Select the lines that hold the word "CQEA" and copy each one.

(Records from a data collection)
--- START ---

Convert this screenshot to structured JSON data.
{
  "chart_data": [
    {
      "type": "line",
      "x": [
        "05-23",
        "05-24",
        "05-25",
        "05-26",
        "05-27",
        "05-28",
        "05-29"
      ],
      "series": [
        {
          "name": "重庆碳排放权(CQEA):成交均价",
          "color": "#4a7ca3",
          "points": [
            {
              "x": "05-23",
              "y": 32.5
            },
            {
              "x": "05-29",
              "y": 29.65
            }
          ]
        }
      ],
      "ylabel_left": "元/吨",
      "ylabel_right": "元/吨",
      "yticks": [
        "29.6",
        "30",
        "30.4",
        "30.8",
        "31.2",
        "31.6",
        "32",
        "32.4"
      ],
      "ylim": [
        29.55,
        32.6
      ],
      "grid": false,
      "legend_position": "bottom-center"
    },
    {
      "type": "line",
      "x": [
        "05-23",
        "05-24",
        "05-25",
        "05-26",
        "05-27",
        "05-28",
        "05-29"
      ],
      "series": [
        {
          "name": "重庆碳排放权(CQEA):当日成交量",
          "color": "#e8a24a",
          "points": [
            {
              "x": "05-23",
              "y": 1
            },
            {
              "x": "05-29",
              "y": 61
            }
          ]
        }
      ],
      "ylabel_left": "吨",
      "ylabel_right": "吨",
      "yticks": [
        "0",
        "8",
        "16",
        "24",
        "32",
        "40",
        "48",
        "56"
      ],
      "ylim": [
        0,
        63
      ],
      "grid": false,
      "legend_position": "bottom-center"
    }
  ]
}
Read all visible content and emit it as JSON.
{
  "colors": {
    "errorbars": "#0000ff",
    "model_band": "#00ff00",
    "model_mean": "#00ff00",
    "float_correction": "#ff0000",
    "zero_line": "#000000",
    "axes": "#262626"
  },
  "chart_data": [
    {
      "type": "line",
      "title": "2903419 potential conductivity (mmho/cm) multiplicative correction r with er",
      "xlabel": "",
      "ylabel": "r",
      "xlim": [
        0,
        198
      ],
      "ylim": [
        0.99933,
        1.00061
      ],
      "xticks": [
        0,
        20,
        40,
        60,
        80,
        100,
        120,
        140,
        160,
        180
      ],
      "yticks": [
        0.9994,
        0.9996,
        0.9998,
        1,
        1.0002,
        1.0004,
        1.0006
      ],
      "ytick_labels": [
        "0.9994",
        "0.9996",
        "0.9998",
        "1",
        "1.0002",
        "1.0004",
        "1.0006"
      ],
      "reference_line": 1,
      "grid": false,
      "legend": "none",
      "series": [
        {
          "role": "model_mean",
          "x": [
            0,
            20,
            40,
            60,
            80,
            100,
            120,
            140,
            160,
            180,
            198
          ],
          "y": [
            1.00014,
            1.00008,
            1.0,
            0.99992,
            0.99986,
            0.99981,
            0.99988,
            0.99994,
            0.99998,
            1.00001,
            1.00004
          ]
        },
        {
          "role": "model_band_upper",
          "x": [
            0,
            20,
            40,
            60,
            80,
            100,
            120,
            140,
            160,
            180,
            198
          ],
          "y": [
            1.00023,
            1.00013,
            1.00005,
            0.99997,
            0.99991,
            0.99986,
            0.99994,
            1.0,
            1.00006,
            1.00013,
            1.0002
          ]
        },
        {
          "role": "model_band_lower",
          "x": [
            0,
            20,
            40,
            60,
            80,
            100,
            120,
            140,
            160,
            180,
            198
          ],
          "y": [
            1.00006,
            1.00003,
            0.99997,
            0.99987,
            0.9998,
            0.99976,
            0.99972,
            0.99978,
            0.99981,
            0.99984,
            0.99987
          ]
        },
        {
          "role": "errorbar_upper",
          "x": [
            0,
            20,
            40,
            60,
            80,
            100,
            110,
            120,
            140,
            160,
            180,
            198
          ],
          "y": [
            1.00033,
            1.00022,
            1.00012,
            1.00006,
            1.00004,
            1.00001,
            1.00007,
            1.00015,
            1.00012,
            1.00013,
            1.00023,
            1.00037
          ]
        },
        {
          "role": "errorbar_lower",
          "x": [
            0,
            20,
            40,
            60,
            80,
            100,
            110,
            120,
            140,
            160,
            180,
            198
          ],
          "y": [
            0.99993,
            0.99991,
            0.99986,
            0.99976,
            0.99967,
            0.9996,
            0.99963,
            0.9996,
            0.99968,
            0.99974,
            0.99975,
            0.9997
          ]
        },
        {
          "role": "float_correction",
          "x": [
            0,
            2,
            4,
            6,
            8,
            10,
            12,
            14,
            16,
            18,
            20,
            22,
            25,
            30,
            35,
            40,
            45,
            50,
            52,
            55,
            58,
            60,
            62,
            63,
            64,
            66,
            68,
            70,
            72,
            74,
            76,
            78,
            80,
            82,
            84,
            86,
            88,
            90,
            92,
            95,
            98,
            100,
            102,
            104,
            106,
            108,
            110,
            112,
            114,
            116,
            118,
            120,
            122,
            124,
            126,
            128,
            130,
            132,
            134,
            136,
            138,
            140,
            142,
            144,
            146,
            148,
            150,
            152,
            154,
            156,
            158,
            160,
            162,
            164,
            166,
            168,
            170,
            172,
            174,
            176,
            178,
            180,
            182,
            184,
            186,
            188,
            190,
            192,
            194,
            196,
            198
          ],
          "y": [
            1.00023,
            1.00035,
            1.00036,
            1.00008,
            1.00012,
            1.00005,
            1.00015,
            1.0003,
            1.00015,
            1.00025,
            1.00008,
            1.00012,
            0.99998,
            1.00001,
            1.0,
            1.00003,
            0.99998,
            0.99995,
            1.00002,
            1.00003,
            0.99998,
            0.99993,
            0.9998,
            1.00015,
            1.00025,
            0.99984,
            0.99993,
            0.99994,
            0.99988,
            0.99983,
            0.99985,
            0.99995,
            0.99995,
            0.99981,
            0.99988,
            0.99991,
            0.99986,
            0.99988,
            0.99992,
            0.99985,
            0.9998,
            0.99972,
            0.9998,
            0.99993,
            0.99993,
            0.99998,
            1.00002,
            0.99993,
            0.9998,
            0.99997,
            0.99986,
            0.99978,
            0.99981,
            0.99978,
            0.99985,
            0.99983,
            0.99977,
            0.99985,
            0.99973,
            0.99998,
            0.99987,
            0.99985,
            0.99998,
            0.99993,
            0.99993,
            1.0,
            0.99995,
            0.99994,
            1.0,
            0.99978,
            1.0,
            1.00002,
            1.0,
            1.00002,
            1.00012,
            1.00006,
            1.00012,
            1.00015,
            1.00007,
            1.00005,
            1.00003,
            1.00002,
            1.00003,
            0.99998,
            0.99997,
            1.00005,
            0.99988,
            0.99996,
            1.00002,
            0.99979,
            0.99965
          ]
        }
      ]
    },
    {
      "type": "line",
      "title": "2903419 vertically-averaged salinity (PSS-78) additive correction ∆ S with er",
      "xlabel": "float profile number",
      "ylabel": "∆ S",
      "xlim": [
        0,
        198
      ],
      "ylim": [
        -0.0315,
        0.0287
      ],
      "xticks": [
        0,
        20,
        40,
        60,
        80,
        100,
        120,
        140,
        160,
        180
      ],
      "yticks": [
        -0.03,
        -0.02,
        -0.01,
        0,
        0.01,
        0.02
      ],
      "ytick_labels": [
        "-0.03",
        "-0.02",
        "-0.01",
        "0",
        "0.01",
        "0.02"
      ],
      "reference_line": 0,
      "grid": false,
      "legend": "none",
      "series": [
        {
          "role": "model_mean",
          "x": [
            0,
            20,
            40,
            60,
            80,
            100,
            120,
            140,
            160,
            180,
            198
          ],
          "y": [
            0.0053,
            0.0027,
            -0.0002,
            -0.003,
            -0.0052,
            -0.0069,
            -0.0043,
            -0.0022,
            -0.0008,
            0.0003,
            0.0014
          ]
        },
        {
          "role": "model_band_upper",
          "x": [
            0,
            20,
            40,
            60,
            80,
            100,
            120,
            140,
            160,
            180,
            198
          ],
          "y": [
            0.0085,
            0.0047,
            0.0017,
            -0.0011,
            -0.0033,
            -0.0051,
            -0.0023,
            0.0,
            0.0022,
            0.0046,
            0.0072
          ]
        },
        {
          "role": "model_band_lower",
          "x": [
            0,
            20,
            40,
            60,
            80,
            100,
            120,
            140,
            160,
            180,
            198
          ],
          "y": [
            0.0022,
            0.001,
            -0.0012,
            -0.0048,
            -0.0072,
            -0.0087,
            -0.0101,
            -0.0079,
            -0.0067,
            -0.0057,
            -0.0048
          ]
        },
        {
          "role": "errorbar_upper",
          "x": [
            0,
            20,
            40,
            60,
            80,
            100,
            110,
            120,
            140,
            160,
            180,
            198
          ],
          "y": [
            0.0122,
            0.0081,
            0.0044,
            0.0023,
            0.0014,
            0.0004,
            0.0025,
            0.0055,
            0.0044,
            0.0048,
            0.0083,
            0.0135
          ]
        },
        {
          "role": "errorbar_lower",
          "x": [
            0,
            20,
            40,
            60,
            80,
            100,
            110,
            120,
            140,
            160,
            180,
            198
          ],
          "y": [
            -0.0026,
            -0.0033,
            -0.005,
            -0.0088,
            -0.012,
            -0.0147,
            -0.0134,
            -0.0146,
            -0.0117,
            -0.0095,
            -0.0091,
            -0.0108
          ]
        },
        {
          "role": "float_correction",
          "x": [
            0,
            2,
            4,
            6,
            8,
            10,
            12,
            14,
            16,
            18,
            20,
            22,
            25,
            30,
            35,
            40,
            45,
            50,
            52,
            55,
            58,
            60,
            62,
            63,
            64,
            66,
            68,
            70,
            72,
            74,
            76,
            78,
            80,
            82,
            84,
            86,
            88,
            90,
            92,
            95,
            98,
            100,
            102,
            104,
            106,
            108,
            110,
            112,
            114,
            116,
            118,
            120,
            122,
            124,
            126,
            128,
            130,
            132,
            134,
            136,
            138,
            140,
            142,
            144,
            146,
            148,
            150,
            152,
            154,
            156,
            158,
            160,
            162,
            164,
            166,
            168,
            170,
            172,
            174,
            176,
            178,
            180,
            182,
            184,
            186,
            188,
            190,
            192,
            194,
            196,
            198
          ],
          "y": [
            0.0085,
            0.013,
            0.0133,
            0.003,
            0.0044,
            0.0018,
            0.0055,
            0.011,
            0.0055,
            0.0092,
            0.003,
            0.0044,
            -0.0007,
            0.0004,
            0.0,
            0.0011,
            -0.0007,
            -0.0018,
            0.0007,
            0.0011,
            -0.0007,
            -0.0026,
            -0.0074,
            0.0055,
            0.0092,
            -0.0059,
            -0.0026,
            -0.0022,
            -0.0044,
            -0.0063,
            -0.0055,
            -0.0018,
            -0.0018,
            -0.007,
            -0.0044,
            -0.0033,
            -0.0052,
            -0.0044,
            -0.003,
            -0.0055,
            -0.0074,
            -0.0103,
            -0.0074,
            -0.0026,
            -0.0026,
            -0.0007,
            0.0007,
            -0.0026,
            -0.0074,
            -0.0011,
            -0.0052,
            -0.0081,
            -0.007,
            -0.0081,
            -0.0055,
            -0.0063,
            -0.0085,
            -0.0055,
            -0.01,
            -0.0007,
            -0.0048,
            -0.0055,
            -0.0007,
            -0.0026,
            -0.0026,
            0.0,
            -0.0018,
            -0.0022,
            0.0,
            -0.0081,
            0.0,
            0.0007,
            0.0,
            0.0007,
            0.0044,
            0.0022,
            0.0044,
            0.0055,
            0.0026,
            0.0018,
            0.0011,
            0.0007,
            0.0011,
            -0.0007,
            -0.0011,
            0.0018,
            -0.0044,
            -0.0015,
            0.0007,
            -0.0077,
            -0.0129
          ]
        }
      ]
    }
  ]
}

--- END ---

» **Expected answer**
          "name": "重庆碳排放权(CQEA):成交均价",
          "name": "重庆碳排放权(CQEA):当日成交量",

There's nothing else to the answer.